* **Provided data**

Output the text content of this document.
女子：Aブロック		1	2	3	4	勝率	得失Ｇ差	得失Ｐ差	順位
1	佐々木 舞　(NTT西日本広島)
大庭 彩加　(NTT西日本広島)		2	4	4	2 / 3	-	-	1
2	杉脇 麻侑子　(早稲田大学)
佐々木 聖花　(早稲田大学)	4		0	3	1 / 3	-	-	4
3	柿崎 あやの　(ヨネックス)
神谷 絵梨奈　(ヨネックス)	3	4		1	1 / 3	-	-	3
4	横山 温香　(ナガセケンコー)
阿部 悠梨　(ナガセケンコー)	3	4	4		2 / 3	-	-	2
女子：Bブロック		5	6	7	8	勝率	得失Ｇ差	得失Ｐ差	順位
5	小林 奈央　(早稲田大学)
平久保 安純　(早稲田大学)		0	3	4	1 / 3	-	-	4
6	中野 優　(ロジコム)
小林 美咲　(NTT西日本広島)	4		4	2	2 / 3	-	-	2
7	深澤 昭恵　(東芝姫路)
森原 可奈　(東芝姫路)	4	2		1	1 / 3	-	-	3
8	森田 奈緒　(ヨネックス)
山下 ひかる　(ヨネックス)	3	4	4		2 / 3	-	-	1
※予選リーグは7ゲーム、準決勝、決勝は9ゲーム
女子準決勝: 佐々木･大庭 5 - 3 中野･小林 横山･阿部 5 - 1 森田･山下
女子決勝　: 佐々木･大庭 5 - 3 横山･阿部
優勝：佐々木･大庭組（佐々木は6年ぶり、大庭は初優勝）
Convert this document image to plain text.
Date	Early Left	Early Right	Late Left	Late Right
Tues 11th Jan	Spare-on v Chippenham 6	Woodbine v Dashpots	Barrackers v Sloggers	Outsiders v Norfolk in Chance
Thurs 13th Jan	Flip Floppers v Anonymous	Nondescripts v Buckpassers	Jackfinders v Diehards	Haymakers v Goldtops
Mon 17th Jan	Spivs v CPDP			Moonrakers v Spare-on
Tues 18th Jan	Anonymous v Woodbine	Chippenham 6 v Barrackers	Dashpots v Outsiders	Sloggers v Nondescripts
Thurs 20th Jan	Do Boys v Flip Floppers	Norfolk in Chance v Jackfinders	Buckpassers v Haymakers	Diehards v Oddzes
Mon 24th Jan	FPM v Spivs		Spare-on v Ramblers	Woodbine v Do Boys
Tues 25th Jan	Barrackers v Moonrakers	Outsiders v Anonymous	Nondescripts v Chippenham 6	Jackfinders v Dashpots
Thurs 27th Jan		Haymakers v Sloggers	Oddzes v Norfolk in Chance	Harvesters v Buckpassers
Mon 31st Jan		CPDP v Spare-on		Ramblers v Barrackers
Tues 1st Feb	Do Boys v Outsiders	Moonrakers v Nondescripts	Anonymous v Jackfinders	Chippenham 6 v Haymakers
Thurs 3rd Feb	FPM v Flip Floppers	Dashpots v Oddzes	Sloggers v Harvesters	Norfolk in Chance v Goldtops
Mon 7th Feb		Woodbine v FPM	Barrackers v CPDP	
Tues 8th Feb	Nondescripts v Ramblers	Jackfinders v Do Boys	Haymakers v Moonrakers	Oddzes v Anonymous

--

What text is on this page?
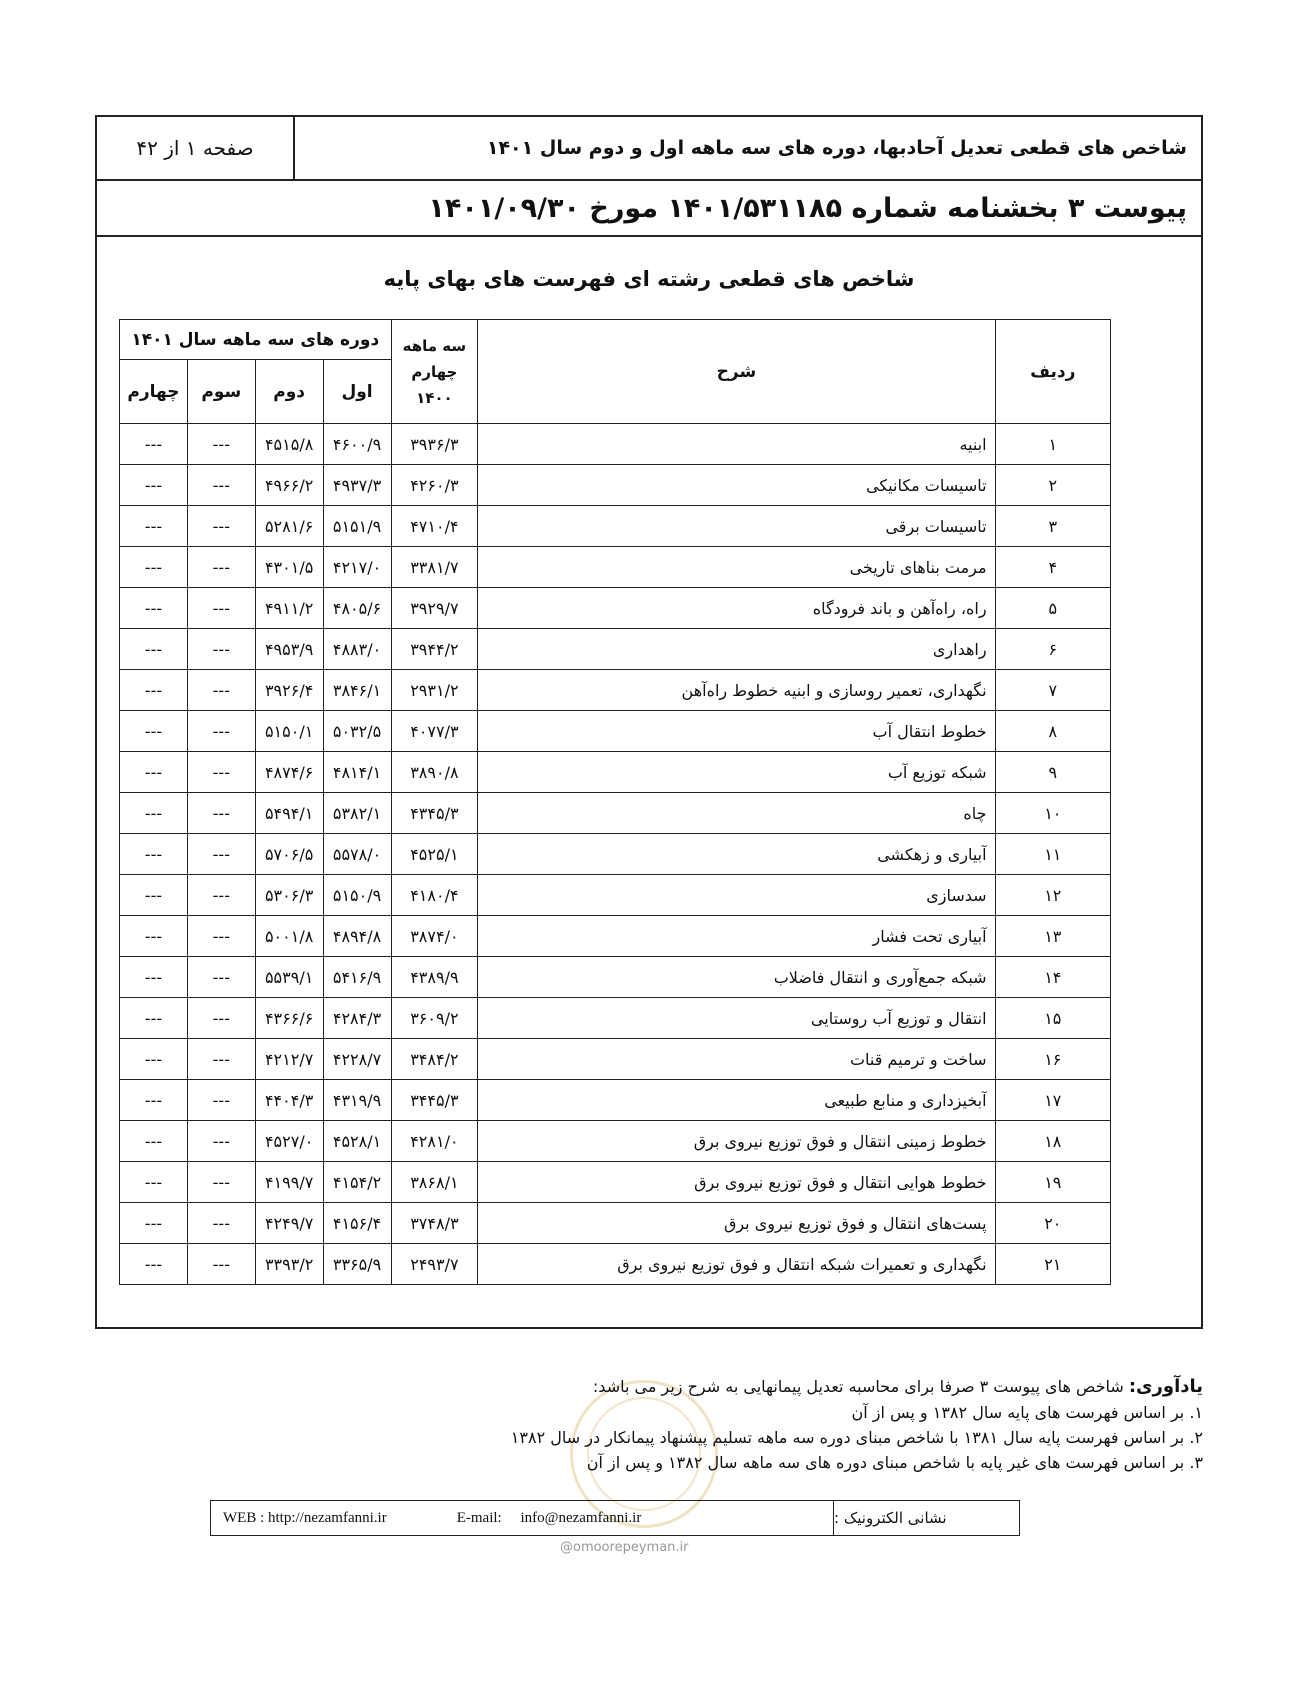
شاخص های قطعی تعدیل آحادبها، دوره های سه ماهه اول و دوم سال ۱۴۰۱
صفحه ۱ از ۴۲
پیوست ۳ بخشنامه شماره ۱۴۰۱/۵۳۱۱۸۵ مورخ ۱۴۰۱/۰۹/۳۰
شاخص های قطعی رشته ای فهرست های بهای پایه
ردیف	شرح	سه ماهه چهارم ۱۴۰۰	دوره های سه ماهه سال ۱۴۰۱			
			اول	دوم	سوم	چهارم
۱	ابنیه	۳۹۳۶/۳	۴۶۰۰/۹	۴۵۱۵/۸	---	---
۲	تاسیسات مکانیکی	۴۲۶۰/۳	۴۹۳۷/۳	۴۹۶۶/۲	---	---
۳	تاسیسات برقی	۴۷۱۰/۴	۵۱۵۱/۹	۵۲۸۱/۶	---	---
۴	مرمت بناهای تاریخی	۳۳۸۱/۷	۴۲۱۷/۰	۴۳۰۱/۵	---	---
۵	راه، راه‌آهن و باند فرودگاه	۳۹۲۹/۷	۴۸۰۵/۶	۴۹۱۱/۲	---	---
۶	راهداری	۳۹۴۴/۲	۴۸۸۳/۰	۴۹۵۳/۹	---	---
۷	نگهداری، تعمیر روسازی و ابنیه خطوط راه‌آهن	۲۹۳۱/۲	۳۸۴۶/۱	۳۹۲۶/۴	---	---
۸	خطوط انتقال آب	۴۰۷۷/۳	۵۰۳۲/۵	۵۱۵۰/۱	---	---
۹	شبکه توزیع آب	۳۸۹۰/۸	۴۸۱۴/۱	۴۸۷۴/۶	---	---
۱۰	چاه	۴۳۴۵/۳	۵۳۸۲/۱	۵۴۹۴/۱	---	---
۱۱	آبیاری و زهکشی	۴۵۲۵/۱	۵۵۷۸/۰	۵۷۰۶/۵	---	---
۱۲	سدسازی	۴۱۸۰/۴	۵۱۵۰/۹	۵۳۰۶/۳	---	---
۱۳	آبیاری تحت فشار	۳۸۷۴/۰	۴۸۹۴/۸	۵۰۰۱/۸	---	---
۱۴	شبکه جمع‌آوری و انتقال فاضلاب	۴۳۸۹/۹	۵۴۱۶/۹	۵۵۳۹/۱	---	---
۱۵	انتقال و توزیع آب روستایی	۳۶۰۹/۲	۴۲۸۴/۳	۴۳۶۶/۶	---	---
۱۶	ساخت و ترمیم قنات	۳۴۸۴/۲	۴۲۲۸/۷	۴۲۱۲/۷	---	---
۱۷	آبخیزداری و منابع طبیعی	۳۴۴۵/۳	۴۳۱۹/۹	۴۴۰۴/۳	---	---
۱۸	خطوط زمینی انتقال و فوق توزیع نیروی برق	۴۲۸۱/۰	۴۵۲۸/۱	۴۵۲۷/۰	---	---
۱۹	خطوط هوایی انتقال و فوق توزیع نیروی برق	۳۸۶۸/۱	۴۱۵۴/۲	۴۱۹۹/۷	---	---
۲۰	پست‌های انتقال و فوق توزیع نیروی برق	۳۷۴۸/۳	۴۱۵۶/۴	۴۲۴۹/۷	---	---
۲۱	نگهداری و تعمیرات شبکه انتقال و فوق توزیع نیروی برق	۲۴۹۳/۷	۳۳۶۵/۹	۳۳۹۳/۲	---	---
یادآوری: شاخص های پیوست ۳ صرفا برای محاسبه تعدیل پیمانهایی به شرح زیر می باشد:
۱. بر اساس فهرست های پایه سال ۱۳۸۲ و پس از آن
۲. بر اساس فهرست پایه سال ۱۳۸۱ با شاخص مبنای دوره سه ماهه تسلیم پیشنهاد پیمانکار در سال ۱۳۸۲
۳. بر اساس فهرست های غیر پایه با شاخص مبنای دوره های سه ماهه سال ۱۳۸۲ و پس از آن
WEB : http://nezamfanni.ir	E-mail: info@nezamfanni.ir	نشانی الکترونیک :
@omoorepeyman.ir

* **Aim of the exercise**
For each line above that contains the word "Diehards", copy that line.

* **Written reply**
Thurs 13th Jan	Flip Floppers v Anonymous	Nondescripts v Buckpassers	Jackfinders v Diehards	Haymakers v Goldtops
Thurs 20th Jan	Do Boys v Flip Floppers	Norfolk in Chance v Jackfinders	Buckpassers v Haymakers	Diehards v Oddzes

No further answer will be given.